=== The exercise ===
Find every line in the records below that holds the word "cluster" and copy it.

============================================================

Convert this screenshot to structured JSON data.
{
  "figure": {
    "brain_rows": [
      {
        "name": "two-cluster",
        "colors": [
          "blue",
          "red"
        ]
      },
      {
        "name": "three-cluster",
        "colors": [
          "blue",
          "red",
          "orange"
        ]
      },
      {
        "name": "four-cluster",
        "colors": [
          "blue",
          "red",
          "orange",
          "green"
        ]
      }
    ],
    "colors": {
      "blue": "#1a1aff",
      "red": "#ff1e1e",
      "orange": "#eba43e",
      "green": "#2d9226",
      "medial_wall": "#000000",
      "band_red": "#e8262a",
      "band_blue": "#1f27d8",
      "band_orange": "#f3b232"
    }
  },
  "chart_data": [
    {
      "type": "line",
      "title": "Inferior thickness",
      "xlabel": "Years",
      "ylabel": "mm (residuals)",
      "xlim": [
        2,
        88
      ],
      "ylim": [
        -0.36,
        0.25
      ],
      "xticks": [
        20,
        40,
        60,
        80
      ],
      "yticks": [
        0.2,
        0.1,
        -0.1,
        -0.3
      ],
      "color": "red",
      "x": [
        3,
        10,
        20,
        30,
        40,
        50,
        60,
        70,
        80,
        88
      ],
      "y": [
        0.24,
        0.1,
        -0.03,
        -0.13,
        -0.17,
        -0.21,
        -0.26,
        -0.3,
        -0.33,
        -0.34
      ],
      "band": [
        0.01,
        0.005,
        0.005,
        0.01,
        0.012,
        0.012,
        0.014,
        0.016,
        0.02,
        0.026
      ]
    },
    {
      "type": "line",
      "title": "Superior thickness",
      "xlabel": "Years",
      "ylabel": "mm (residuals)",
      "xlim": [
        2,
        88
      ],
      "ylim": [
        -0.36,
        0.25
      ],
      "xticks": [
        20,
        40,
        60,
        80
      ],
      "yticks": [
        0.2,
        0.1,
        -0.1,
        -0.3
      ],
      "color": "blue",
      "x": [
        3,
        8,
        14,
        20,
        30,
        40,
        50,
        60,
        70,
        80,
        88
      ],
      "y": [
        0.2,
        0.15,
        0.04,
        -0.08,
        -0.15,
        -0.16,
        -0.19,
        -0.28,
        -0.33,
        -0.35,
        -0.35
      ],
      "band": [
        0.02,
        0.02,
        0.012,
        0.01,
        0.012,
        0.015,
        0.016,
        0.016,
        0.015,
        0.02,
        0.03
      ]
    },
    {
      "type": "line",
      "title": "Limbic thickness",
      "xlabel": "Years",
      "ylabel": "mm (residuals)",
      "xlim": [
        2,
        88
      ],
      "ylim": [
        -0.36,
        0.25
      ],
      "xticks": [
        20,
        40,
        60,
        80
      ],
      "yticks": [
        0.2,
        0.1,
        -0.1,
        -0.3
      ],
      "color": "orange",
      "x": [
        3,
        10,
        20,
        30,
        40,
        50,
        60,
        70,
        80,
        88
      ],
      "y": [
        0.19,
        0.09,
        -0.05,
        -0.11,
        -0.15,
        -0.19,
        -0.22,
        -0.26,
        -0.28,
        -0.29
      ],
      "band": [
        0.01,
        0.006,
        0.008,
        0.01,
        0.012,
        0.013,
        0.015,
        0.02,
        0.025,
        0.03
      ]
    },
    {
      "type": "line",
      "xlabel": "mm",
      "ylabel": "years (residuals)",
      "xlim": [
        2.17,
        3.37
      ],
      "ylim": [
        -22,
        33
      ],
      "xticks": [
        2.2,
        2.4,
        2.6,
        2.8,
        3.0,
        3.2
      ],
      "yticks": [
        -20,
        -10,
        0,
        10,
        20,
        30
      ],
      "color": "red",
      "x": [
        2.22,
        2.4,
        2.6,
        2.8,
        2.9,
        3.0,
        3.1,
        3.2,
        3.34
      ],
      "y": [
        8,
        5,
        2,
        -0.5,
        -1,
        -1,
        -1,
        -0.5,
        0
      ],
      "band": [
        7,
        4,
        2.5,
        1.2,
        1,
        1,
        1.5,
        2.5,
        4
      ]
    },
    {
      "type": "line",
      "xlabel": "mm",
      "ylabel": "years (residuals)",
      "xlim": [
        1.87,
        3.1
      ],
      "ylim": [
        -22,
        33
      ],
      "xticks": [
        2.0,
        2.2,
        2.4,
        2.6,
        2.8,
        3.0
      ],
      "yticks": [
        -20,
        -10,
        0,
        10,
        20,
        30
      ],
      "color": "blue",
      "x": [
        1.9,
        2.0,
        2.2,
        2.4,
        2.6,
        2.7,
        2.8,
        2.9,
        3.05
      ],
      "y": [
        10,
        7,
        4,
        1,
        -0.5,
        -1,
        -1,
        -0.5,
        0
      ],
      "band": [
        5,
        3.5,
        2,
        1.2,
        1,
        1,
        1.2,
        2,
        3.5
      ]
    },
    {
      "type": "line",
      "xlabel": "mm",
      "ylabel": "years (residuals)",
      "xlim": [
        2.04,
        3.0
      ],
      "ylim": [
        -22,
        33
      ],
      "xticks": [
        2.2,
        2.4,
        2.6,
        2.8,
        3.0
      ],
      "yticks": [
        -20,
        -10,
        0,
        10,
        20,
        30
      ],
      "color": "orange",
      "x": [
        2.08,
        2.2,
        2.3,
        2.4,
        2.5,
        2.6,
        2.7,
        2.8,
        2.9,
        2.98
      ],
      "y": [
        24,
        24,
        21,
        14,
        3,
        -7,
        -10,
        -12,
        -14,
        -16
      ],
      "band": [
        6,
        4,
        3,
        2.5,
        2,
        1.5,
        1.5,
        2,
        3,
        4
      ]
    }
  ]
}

============================================================

=== Finished answer ===
        "name": "two-cluster",
        "name": "three-cluster",
        "name": "four-cluster",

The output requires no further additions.